Re: Unicode database on non-unicode operating system

From: "Morten Barklund" <morten(dot)barklund(at)tbwa(dot)dk>
To: <pgsql-general(at)postgresql(dot)org>
Cc: "Peter Eisentraut" <peter_e(at)gmx(dot)net>
Subject: Re: Unicode database on non-unicode operating system
Date: 2008-07-15 14:19:23
Message-ID: AB6A9C75F1620048B14C9E7D9526F5B136CB92@TBWAMAIL.tbwa.dk
Views: Raw Message | Whole Thread | Download mbox | Resend email
Thread:
Lists: pgsql-general

Hi Peter,

Thank you once again. That cleared up a lot of confusion for me and my
co-workers and the next server set up will be with unicode and en_DK.utf8
to ensure consistency.

Regards,
Morten Barklund

-----Original Message-----
From: Peter Eisentraut [mailto:peter_e(at)gmx(dot)net]
Sent: Tuesday, July 15, 2008 3:50 PM
To: pgsql-general(at)postgresql(dot)org
Cc: Morten Barklund
Subject: Re: [GENERAL] Unicode database on non-unicode operating system

Am Dienstag, 15. Juli 2008 schrieb Morten Barklund:
> I can see that lc_collate (sorting) and lc_ctype (lower-upper conversion)
> is set to en_DK and I guess that default encoding for en_DK is iso88591 or
> maybe windows1252.

It is ISO-8859-1. There is no support for Windows charmaps on Linux.

(Source records)
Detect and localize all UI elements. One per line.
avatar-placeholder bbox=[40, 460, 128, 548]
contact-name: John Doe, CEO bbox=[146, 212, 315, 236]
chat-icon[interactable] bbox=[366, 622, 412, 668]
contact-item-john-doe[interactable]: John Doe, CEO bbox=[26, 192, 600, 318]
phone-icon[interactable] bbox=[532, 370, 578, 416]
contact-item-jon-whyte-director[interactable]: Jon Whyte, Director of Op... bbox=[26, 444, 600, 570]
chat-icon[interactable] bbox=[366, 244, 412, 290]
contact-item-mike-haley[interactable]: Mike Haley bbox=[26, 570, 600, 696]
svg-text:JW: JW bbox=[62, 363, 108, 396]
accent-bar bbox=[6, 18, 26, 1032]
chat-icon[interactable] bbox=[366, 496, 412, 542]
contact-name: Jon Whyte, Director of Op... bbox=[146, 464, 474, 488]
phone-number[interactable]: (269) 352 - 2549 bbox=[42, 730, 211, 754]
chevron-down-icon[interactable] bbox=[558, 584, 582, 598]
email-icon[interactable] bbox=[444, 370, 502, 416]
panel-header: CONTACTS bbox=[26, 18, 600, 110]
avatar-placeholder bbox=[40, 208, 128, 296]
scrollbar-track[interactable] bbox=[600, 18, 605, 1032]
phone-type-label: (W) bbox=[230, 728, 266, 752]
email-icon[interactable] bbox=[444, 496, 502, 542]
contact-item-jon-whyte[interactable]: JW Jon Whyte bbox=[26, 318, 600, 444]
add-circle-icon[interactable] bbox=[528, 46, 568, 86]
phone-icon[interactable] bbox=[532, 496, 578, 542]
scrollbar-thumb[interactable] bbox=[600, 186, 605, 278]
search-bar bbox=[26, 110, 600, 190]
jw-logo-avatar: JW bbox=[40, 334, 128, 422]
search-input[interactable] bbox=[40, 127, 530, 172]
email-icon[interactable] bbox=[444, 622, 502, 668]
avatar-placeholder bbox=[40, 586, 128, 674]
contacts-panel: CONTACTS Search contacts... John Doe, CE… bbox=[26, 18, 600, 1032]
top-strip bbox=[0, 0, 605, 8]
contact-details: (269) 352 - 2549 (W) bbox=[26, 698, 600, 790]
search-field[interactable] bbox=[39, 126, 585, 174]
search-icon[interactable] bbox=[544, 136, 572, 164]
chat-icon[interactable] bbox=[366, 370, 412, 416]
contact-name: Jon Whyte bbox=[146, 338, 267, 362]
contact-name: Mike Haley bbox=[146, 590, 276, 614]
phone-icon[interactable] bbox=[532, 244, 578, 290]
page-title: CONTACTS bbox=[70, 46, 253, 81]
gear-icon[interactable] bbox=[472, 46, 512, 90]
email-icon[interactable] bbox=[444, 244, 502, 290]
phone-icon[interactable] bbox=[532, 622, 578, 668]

**What to work on:** According to the mailing-list message, with which encoding and locale will the next server be set up?

**Reply:** The next server will be set up with unicode and en_DK.utf8.